Record set ▸
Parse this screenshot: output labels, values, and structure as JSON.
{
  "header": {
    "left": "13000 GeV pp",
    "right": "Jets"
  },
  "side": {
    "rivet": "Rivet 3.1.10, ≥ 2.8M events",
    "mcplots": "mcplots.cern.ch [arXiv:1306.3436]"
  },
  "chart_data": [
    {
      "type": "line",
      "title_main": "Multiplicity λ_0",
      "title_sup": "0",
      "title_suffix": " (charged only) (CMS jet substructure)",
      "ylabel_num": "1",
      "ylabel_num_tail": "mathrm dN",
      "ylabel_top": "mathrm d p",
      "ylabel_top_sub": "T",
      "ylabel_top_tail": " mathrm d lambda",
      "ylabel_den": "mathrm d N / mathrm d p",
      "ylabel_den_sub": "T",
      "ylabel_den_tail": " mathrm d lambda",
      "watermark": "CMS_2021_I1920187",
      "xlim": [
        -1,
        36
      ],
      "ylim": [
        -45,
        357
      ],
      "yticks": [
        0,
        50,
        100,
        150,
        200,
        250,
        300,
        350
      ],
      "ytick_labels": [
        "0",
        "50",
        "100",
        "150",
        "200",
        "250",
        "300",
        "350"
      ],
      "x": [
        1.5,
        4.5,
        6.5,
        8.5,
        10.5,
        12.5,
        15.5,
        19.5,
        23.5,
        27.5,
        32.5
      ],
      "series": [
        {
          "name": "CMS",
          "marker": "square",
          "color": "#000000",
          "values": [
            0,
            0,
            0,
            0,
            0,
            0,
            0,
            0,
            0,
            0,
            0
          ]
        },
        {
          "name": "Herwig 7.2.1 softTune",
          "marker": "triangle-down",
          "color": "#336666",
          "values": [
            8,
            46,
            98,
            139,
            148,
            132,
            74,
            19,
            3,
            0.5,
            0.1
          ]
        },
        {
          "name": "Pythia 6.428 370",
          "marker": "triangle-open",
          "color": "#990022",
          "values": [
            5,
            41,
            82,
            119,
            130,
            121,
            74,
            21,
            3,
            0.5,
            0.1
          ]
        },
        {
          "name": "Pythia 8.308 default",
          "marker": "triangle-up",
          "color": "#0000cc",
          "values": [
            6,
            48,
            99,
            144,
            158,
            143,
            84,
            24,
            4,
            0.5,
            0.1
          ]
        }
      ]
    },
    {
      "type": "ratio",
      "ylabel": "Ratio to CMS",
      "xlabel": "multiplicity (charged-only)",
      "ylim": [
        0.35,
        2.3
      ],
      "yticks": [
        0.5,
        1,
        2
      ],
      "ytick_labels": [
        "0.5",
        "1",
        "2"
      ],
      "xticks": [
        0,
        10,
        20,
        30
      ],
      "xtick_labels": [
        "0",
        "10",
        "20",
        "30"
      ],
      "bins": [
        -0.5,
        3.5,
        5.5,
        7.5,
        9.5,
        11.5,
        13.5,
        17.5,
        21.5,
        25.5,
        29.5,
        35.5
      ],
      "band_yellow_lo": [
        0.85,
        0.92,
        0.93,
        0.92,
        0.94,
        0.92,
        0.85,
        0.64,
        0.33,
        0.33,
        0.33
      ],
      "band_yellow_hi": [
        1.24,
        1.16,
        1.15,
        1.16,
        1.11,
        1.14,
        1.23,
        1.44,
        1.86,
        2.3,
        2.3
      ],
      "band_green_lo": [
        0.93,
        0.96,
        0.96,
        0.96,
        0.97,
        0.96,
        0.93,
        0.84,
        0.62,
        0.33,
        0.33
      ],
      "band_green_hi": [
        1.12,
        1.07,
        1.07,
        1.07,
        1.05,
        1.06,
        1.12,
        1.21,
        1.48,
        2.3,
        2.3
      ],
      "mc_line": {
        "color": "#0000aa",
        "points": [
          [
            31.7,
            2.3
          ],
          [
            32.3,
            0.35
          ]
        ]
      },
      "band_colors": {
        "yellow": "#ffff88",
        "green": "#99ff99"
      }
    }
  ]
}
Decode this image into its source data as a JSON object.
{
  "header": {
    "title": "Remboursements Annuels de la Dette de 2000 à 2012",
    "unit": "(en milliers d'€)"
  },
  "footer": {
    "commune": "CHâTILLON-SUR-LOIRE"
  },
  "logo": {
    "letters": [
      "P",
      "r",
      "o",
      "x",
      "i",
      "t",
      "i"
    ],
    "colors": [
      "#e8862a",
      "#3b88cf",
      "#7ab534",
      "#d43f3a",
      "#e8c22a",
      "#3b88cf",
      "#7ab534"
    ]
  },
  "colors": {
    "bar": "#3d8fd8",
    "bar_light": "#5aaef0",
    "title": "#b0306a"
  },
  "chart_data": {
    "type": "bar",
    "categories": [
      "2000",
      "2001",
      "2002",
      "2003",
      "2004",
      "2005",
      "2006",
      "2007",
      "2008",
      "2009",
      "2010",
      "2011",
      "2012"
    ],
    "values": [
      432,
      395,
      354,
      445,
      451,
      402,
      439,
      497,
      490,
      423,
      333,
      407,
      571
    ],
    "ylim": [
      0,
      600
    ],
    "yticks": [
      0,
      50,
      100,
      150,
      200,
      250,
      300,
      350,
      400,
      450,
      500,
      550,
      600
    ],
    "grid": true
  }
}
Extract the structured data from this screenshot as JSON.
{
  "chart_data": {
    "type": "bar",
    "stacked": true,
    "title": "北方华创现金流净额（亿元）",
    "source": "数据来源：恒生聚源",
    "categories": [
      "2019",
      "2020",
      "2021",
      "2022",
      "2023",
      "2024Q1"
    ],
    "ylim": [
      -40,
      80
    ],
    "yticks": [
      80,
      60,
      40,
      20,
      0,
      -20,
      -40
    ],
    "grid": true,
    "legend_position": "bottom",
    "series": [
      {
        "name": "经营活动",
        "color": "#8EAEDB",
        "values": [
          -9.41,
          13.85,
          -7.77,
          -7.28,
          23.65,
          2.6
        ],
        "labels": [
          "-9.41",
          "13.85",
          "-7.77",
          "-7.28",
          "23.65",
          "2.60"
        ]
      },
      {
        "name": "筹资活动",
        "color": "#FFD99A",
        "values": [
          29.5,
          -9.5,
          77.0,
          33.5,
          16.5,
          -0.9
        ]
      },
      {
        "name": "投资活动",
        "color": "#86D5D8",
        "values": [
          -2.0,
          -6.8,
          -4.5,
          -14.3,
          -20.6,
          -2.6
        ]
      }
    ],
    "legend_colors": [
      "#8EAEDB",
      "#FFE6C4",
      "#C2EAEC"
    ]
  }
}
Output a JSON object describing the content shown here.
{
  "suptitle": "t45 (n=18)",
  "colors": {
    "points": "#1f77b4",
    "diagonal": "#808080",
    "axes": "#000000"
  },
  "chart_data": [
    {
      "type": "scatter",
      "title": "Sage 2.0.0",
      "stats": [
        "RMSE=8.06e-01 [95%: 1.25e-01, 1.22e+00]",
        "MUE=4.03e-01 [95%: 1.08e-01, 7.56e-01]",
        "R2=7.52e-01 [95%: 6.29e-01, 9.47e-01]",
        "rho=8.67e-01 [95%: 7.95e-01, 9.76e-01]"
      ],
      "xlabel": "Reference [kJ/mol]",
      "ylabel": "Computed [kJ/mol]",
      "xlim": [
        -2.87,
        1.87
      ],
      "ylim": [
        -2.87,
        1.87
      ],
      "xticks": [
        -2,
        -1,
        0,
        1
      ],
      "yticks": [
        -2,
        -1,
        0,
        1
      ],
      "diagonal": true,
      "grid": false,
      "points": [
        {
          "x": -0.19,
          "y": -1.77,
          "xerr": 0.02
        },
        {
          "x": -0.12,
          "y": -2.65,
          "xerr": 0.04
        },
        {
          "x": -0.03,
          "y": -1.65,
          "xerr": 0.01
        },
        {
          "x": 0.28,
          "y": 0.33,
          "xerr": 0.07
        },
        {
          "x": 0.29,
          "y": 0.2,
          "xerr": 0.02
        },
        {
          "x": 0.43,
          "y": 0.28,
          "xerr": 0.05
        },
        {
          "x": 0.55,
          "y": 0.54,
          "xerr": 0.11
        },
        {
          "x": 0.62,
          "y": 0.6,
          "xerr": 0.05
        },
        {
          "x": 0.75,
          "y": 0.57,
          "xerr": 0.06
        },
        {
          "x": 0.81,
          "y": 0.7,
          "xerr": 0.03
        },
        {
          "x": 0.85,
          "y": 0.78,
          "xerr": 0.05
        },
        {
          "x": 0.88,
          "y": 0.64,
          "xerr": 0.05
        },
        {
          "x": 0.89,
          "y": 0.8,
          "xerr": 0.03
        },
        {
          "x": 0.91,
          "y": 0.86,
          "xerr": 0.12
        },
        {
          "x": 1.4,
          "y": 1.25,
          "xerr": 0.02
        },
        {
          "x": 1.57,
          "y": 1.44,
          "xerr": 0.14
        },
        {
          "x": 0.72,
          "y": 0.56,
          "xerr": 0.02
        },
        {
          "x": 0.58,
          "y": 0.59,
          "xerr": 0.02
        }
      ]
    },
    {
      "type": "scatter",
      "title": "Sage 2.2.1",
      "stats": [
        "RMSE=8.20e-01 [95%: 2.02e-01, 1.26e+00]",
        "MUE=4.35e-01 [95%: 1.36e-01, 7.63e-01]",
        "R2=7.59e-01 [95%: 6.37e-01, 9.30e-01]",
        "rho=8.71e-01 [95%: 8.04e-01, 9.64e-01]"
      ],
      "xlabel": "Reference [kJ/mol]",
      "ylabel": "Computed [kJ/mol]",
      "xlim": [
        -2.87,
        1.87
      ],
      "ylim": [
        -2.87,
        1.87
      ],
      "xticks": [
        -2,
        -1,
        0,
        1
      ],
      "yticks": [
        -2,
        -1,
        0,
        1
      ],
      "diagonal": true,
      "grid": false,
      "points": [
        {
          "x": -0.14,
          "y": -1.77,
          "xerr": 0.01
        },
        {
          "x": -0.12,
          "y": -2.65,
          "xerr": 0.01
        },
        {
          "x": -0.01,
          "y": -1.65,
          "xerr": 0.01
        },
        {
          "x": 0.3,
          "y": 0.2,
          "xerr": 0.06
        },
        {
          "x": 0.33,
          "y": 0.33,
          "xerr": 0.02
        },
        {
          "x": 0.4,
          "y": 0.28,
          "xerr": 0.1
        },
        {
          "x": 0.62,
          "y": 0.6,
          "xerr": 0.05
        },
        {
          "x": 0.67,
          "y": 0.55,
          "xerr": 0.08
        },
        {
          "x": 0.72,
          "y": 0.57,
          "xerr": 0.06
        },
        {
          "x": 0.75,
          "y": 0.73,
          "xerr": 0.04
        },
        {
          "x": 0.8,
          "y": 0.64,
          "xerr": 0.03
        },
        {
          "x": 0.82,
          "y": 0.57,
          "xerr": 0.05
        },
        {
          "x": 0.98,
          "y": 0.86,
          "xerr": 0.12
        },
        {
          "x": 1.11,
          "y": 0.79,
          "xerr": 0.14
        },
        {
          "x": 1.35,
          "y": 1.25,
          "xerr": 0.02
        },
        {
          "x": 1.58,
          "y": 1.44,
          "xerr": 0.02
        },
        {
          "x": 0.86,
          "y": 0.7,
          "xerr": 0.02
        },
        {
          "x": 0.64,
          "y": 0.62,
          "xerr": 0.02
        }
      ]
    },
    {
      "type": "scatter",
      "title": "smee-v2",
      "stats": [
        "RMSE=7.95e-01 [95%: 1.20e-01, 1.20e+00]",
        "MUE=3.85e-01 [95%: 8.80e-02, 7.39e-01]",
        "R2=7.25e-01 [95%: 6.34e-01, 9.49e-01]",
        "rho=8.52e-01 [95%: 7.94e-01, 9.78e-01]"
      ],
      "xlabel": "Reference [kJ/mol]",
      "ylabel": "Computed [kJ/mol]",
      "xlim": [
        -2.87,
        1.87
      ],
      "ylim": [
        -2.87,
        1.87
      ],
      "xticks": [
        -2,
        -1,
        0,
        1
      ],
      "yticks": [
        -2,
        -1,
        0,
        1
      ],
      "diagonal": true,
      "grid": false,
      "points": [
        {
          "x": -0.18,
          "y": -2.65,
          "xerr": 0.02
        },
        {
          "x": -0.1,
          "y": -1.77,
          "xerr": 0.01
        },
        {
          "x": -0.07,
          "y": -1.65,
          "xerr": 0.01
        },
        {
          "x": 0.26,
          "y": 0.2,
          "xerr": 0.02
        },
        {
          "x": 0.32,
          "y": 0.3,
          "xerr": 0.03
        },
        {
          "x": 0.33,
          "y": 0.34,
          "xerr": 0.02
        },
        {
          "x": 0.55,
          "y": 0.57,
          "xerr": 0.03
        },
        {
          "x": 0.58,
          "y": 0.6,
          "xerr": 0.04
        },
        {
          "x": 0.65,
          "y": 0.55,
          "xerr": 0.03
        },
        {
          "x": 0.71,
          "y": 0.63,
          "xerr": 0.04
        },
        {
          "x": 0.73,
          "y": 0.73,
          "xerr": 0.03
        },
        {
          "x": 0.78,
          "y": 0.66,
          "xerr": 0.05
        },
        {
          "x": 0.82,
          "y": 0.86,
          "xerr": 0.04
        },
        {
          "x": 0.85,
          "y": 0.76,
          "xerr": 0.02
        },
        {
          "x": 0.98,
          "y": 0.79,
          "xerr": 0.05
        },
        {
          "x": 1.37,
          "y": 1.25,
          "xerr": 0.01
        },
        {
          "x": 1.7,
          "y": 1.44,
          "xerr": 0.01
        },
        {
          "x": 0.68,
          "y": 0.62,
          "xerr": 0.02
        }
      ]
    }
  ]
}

Work required ▸ Scan the records for the string "triangle". Copy each line in which it appears.

Expected output ▸
          "marker": "triangle-down",
          "marker": "triangle-open",
          "marker": "triangle-up",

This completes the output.